→ **SHORT TASK**:
Copy the entries below verbatim, starting with the line that contains "71, 623, 91]" and ending with, and including, the line that contains "751, 194, 771]".

__________________________________________________

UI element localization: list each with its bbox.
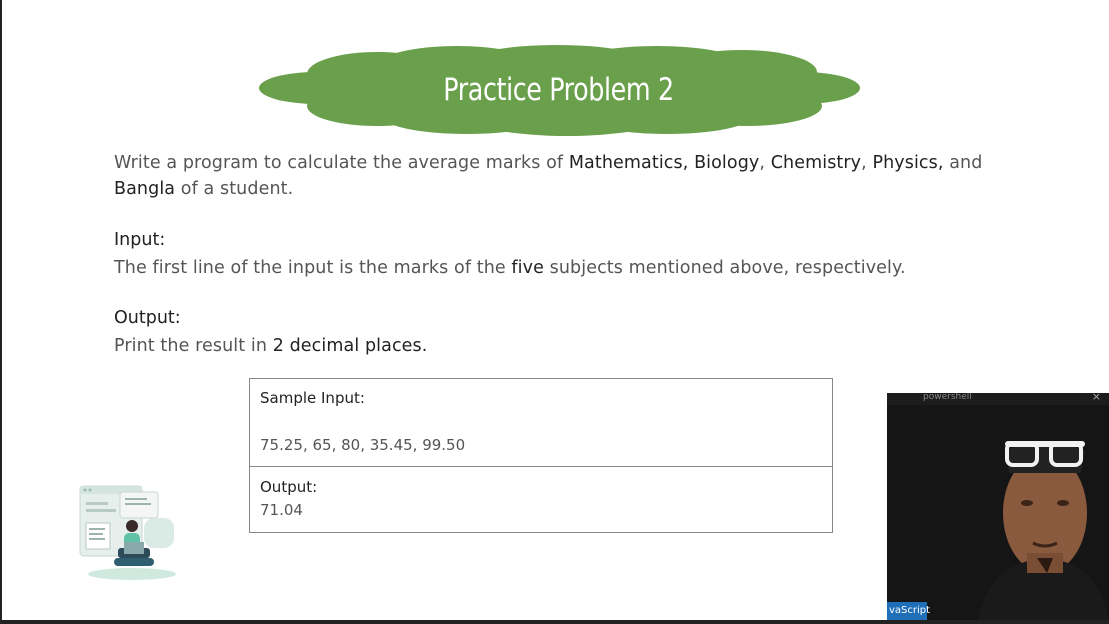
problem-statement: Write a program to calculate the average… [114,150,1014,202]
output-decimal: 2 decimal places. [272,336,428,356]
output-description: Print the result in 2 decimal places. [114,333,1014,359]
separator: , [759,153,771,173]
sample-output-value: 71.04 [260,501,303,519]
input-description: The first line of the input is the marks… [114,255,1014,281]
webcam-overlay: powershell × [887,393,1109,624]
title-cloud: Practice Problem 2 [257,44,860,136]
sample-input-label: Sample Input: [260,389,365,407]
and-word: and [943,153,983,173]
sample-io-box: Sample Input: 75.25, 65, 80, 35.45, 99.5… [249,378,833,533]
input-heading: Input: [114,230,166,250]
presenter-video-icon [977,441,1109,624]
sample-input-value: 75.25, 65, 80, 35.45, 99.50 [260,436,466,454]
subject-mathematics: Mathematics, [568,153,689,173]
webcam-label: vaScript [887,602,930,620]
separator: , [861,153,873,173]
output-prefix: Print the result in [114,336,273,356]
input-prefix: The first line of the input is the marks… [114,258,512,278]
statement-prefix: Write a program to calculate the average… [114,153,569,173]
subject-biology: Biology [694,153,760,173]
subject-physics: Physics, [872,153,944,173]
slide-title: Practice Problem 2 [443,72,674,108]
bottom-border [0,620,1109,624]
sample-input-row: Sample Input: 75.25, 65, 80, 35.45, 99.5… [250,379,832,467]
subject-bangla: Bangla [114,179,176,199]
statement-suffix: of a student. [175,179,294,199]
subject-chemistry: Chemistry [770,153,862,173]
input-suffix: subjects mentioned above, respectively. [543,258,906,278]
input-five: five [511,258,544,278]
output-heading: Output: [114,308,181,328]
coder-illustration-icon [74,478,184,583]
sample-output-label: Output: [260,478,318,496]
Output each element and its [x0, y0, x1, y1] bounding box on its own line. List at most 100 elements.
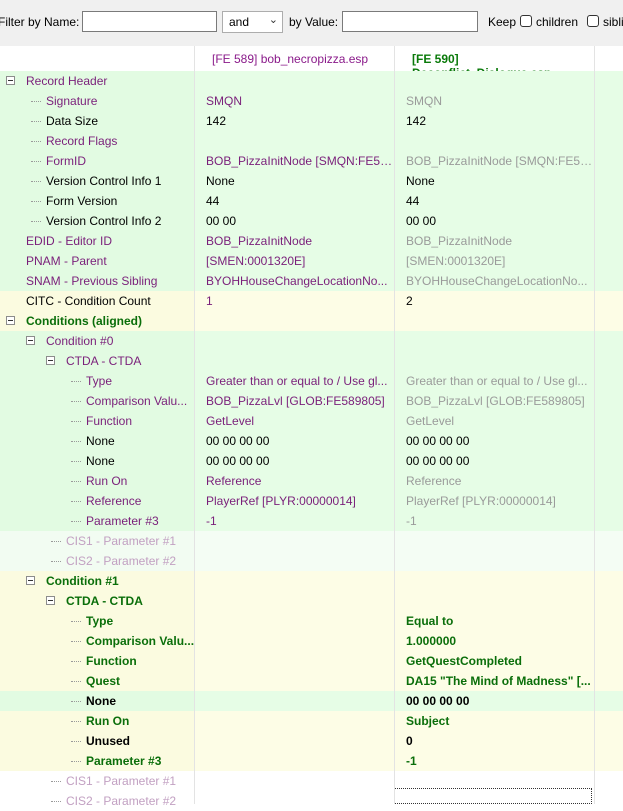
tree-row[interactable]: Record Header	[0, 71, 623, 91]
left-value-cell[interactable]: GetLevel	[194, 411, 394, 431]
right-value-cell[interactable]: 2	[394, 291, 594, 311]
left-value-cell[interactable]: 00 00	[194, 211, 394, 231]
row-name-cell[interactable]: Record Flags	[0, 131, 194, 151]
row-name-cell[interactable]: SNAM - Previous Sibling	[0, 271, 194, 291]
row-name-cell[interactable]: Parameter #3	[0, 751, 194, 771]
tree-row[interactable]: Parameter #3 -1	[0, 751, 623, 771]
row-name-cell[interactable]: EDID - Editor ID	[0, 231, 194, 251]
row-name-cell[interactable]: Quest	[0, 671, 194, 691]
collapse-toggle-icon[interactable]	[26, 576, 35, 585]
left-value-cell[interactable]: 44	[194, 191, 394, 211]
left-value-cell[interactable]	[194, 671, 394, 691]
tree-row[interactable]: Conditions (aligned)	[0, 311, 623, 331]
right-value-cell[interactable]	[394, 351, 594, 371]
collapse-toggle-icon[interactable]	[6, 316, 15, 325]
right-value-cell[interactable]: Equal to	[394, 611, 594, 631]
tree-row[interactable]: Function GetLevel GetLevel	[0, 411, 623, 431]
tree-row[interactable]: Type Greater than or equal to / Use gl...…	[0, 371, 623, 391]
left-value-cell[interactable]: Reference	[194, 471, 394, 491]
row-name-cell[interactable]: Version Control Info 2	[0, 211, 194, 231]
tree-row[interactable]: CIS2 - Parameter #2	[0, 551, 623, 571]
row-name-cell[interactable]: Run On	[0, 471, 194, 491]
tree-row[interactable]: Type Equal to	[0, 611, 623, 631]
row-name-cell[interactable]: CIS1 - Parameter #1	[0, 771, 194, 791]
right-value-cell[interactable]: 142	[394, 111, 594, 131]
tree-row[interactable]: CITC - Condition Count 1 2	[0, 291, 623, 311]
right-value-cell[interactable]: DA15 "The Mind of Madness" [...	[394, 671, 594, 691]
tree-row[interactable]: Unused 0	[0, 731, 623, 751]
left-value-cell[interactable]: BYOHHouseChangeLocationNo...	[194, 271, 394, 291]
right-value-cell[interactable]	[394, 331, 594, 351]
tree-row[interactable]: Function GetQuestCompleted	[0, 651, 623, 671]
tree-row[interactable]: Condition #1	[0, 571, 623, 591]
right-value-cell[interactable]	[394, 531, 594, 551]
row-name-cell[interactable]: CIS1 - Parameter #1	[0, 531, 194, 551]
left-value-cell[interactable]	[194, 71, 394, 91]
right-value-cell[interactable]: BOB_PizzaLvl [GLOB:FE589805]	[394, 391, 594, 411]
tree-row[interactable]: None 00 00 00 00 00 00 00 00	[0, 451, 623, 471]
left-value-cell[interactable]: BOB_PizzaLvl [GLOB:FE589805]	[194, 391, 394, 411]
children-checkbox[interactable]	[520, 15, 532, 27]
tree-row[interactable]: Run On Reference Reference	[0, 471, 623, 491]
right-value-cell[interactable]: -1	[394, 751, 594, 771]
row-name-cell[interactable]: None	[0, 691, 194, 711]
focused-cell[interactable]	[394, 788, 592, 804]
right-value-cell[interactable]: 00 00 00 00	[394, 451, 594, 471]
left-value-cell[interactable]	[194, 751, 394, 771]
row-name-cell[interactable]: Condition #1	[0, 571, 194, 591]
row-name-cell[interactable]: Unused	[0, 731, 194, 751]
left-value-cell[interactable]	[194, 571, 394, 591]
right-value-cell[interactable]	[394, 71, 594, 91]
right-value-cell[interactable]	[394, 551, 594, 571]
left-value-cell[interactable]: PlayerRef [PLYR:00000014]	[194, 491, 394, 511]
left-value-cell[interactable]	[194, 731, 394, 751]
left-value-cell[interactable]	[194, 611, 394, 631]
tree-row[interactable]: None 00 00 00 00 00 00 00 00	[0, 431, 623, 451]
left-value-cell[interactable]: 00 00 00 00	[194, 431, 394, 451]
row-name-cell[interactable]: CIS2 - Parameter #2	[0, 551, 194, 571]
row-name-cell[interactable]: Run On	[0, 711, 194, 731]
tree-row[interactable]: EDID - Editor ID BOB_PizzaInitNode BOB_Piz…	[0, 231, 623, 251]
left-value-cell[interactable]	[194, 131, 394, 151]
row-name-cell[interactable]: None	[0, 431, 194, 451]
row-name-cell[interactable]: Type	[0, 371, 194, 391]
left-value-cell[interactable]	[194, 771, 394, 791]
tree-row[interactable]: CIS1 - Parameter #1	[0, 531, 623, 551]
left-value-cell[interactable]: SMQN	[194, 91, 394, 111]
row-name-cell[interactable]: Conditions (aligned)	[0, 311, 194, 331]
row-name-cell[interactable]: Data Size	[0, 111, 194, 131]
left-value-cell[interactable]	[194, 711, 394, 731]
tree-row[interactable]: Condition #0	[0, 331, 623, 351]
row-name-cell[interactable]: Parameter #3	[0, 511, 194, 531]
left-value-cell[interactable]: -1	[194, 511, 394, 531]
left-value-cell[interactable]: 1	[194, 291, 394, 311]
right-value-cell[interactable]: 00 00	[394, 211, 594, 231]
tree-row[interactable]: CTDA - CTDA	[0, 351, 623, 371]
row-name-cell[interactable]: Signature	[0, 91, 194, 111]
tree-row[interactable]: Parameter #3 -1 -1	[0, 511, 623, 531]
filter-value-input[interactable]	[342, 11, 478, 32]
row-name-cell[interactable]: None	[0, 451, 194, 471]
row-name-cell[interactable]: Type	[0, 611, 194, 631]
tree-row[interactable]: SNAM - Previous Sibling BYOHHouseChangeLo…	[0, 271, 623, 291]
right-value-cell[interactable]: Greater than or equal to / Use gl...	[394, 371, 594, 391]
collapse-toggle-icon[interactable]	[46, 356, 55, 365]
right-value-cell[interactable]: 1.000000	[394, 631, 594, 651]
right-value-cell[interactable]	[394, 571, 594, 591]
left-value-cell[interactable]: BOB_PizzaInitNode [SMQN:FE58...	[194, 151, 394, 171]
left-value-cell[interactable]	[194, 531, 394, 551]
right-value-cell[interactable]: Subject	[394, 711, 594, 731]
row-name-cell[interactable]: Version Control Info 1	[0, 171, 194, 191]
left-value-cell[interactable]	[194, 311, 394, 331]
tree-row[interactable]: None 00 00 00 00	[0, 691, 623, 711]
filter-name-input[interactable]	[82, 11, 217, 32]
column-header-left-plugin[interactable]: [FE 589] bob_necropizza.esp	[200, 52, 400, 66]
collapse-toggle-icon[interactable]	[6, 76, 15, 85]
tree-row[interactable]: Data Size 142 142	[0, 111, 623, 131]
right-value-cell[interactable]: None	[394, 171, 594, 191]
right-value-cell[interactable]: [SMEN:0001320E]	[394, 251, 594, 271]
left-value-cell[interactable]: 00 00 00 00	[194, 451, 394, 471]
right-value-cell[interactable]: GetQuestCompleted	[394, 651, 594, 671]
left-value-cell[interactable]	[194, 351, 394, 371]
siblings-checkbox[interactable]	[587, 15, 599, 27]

__________________________________________________

→ **EXERCISE RESPONSE**:
tree-row[interactable]: Record Header	[0, 71, 623, 91]
left-value-cell[interactable]: GetLevel	[194, 411, 394, 431]
right-value-cell[interactable]: 2	[394, 291, 594, 311]
left-value-cell[interactable]: 00 00	[194, 211, 394, 231]
row-name-cell[interactable]: Record Flags	[0, 131, 194, 151]
row-name-cell[interactable]: SNAM - Previous Sibling	[0, 271, 194, 291]
row-name-cell[interactable]: Parameter #3	[0, 751, 194, 771]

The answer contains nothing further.